━━━ RECORD EXTRACTS

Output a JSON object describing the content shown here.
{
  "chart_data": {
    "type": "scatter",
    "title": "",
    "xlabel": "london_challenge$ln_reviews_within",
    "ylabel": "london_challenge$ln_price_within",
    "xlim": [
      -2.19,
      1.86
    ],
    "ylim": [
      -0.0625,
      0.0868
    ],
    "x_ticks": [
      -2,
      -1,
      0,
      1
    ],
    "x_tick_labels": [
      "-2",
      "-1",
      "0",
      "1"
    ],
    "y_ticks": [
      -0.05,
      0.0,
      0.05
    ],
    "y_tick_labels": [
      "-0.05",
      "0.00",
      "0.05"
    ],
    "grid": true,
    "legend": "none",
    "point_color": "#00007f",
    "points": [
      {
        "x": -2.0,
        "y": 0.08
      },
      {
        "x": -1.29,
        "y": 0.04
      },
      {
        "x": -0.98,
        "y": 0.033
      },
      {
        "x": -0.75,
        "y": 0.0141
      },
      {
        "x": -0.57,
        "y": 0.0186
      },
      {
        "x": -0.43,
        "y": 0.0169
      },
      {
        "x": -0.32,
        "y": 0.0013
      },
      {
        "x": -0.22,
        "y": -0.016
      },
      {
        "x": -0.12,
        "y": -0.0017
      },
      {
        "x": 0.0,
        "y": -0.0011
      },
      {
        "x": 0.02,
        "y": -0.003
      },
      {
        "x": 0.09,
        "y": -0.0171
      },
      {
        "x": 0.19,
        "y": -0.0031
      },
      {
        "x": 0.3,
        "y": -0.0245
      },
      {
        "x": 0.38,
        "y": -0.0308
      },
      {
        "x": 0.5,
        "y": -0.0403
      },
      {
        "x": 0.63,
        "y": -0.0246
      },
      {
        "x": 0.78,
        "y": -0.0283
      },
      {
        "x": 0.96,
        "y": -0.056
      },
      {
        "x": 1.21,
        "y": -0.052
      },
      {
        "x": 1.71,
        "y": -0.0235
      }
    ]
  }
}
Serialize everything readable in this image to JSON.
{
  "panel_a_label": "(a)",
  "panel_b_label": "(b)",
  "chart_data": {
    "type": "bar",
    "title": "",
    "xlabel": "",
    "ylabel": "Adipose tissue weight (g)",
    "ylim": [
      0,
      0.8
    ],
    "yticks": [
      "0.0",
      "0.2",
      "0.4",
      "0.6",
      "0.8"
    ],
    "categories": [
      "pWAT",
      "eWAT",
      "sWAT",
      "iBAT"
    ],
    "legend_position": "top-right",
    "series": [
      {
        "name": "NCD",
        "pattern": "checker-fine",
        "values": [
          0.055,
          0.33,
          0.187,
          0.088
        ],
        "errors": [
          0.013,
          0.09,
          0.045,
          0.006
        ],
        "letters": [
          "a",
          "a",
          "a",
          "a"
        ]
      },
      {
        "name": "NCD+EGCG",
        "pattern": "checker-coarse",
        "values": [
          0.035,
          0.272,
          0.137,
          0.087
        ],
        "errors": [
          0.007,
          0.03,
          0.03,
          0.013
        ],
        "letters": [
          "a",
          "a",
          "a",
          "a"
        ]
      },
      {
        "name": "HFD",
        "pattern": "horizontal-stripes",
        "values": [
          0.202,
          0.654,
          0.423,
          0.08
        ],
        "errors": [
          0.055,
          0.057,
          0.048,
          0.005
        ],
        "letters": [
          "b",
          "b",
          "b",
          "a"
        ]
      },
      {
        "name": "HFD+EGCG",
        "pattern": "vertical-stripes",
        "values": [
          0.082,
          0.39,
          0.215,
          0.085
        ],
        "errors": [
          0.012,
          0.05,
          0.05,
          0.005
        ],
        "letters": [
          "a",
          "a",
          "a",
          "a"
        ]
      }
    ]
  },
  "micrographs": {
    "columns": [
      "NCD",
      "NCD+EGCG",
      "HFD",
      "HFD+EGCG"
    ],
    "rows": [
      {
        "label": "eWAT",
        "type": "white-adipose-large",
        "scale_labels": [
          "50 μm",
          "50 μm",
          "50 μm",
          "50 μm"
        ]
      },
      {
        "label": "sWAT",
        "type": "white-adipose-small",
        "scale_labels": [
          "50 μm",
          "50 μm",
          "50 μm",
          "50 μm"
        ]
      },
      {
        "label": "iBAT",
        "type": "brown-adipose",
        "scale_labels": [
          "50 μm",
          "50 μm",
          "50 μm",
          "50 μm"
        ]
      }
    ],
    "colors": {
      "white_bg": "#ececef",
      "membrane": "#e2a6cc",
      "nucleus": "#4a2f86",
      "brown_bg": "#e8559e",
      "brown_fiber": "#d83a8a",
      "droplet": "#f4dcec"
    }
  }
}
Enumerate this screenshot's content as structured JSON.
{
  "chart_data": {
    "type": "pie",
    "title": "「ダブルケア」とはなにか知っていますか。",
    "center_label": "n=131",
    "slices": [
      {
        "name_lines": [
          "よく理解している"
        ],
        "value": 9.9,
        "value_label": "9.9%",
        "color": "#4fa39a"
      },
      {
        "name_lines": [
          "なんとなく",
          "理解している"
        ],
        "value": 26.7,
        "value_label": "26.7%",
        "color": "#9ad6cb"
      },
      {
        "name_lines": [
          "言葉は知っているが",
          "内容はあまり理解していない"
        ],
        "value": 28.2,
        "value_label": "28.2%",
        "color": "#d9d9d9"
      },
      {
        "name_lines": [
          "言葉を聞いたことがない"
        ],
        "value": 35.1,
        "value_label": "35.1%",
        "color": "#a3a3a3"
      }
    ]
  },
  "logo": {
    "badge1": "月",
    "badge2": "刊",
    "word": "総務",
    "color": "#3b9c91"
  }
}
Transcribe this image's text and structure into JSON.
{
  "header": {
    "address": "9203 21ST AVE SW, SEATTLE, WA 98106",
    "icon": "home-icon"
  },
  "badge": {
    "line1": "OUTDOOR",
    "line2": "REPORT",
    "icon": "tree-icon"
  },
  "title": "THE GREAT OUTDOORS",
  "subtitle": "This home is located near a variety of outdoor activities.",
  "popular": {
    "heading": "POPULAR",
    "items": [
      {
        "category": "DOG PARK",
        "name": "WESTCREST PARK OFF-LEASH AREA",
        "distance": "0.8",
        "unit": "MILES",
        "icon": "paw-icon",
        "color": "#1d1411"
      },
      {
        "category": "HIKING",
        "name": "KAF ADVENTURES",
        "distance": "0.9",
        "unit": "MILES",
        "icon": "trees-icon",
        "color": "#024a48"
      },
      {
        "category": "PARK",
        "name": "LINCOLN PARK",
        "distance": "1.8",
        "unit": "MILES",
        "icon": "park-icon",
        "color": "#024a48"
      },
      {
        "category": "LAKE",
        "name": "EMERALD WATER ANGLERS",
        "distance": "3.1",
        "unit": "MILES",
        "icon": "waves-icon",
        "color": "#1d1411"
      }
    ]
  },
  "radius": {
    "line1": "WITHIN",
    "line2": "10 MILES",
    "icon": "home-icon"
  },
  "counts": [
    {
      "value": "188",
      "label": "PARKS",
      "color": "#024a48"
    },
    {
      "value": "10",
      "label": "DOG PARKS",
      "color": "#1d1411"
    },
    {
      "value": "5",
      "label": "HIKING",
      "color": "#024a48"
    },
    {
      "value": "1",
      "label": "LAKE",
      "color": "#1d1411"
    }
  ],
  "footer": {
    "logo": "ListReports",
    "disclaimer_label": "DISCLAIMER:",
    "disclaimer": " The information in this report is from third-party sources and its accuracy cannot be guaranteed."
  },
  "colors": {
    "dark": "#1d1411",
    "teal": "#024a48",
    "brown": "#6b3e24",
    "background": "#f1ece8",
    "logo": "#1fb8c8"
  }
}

━━━━━━

## WHAT THIS TASK INVOLVES
Identify all lines where the word "pattern" shows up. Copy them.

## RESPONSE FOR THIS EXERCISE
        "pattern": "checker-fine",
        "pattern": "checker-coarse",
        "pattern": "horizontal-stripes",
        "pattern": "vertical-stripes",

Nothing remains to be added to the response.